What needs to be done
Identify the lines holding "Фонари" and copy them.

Start of Source data

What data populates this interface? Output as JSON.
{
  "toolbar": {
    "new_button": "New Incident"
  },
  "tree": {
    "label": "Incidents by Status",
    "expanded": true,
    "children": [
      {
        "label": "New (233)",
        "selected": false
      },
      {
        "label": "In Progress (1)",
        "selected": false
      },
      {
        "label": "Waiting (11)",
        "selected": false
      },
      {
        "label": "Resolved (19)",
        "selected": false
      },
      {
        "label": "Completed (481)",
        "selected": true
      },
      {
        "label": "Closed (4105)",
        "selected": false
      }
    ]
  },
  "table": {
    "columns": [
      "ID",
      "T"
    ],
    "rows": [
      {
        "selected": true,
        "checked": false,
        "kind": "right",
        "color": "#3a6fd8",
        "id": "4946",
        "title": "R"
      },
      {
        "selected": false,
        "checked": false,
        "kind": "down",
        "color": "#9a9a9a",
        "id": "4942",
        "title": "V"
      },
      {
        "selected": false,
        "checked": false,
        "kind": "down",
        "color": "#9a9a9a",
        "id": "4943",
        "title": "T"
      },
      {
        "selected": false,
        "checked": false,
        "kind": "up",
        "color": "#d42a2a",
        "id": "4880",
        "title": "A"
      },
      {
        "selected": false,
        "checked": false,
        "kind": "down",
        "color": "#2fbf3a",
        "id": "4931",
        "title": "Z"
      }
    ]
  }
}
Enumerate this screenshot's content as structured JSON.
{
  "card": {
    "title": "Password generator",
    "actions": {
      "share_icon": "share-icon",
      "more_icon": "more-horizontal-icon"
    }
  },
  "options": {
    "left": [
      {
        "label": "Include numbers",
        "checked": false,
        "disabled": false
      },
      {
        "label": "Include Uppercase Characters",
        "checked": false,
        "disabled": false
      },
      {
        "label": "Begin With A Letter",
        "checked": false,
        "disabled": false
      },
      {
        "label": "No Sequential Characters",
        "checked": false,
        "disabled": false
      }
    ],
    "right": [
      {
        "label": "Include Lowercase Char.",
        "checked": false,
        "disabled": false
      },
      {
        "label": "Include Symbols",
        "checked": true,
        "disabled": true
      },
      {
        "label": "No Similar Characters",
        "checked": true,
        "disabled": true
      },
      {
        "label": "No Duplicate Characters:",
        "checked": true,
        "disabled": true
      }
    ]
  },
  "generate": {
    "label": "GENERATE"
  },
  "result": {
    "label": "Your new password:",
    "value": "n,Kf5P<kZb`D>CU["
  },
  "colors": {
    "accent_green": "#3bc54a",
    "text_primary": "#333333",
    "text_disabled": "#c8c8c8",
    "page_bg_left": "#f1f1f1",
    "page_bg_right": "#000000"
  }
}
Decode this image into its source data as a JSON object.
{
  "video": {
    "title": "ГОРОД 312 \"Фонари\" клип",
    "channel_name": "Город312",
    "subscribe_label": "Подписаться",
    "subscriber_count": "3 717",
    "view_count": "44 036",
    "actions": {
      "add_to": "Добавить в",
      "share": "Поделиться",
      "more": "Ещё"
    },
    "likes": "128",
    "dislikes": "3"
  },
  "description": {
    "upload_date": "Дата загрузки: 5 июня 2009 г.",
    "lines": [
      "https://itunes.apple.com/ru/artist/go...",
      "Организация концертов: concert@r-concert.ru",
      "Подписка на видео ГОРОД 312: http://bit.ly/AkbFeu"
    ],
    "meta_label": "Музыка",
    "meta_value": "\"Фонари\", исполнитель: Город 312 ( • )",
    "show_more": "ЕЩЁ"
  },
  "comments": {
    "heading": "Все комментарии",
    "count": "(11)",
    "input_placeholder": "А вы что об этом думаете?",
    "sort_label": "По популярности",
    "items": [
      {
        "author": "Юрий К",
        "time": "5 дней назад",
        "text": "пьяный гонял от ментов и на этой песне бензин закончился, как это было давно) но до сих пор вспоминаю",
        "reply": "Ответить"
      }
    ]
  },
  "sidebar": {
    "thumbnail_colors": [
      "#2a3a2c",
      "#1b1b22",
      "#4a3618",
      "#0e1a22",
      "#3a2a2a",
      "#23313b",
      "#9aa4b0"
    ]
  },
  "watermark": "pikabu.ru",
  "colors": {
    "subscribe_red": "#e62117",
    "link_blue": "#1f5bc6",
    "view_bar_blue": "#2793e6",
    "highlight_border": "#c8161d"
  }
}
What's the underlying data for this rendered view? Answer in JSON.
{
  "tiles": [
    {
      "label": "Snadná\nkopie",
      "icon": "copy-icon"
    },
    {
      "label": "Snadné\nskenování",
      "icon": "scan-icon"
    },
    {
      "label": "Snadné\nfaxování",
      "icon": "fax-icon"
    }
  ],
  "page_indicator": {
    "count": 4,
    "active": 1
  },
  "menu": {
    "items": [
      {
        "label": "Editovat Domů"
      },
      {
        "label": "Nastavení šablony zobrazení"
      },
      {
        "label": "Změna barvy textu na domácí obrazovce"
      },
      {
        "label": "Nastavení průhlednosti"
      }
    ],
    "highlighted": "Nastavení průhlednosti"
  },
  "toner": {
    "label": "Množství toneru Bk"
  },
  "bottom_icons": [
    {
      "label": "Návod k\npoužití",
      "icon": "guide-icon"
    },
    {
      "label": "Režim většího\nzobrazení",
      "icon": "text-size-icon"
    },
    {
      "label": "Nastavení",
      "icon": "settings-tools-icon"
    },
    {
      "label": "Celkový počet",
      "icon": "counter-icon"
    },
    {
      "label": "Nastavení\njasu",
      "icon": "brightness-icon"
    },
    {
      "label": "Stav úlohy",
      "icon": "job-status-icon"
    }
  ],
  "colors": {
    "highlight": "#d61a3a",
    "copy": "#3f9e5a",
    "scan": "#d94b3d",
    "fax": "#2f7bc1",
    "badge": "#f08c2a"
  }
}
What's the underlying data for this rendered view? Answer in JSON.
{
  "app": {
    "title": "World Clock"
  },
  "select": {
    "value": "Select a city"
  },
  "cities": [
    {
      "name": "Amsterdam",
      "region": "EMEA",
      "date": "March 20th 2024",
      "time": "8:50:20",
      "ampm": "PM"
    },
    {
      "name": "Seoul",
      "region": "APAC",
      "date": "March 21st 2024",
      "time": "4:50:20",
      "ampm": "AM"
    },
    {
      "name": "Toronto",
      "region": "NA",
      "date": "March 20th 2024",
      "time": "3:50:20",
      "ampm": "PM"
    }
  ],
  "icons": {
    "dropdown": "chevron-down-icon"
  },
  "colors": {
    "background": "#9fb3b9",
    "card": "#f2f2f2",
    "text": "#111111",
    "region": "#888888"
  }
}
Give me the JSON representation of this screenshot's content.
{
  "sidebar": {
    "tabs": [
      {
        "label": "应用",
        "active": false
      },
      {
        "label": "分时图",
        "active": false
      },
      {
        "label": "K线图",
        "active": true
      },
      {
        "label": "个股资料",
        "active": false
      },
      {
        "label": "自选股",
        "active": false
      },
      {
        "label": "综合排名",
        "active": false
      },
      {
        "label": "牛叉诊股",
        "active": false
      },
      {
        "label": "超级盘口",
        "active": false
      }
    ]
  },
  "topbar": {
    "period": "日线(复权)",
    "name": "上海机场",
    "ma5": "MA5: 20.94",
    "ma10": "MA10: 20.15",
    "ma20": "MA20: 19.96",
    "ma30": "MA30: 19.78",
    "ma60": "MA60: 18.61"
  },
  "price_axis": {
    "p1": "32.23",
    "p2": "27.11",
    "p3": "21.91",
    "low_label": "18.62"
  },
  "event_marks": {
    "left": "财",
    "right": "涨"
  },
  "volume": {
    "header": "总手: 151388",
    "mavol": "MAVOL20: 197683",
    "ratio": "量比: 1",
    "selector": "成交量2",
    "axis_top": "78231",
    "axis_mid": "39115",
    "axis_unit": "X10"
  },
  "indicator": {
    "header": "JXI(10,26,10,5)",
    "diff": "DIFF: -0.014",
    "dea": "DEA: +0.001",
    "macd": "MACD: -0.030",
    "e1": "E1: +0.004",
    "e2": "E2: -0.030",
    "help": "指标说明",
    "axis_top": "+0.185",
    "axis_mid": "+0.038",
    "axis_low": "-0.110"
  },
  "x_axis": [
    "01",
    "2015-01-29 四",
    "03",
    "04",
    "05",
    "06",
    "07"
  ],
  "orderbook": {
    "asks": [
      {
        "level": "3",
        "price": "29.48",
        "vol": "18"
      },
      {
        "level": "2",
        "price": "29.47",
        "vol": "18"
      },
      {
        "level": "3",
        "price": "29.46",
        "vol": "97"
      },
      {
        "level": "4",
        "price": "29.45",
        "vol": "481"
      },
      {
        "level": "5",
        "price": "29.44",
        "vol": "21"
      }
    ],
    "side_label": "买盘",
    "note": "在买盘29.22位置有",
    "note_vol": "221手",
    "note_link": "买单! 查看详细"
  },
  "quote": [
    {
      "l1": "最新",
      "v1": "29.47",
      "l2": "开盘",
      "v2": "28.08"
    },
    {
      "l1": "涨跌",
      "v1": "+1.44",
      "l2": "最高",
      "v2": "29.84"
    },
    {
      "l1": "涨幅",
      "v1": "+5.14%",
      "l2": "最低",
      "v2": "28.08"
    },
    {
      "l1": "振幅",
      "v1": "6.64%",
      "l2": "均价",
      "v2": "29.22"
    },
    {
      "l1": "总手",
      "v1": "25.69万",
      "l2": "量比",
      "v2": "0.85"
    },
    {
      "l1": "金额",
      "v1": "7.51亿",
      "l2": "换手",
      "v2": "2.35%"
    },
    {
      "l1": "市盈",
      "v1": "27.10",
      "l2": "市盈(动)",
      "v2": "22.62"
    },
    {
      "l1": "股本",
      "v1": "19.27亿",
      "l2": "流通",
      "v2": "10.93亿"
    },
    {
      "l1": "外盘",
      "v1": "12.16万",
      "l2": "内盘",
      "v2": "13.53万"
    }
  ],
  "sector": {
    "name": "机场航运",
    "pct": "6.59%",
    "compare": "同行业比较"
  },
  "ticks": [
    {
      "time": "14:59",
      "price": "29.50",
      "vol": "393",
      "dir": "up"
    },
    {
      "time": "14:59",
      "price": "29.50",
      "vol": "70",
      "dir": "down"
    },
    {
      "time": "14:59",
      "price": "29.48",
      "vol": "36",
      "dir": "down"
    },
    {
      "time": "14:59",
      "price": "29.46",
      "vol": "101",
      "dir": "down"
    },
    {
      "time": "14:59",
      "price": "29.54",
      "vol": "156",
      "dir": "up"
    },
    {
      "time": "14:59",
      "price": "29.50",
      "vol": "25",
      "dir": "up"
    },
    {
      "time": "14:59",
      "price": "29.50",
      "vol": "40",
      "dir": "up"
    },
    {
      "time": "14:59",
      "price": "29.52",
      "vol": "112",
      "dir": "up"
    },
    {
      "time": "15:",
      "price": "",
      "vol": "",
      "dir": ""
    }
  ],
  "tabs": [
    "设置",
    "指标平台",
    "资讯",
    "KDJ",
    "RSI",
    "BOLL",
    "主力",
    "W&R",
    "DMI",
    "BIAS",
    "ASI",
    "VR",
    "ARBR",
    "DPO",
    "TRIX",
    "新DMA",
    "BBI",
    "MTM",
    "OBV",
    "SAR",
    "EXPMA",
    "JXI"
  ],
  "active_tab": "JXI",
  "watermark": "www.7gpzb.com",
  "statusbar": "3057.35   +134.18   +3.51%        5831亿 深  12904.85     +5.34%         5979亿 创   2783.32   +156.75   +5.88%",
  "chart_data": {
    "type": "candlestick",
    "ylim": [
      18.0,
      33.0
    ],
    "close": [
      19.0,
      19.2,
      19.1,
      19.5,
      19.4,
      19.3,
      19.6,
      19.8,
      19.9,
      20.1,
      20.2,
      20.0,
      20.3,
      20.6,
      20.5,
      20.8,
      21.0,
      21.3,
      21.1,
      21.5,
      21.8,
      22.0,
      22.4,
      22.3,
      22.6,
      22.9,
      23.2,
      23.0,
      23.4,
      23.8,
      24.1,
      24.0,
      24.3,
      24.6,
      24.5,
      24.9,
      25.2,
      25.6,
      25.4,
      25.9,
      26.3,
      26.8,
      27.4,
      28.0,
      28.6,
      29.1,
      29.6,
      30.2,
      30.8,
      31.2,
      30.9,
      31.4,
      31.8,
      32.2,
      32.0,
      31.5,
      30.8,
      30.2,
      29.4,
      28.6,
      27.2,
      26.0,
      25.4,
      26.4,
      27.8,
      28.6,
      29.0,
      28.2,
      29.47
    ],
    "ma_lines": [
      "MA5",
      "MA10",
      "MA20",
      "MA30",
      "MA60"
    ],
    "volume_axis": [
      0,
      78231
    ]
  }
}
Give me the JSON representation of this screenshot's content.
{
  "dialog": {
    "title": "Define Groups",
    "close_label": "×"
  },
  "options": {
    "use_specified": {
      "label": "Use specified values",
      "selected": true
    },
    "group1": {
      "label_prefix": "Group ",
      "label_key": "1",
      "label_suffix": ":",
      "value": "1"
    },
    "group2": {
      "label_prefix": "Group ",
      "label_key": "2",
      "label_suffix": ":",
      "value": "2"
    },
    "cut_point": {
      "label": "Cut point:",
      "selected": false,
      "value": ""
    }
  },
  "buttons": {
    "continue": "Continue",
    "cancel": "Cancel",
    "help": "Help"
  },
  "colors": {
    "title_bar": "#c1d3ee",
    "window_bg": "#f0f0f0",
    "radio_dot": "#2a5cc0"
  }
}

End of Source data

The output
    "title": "ГОРОД 312 \"Фонари\" клип",
    "meta_value": "\"Фонари\", исполнитель: Город 312 ( • )",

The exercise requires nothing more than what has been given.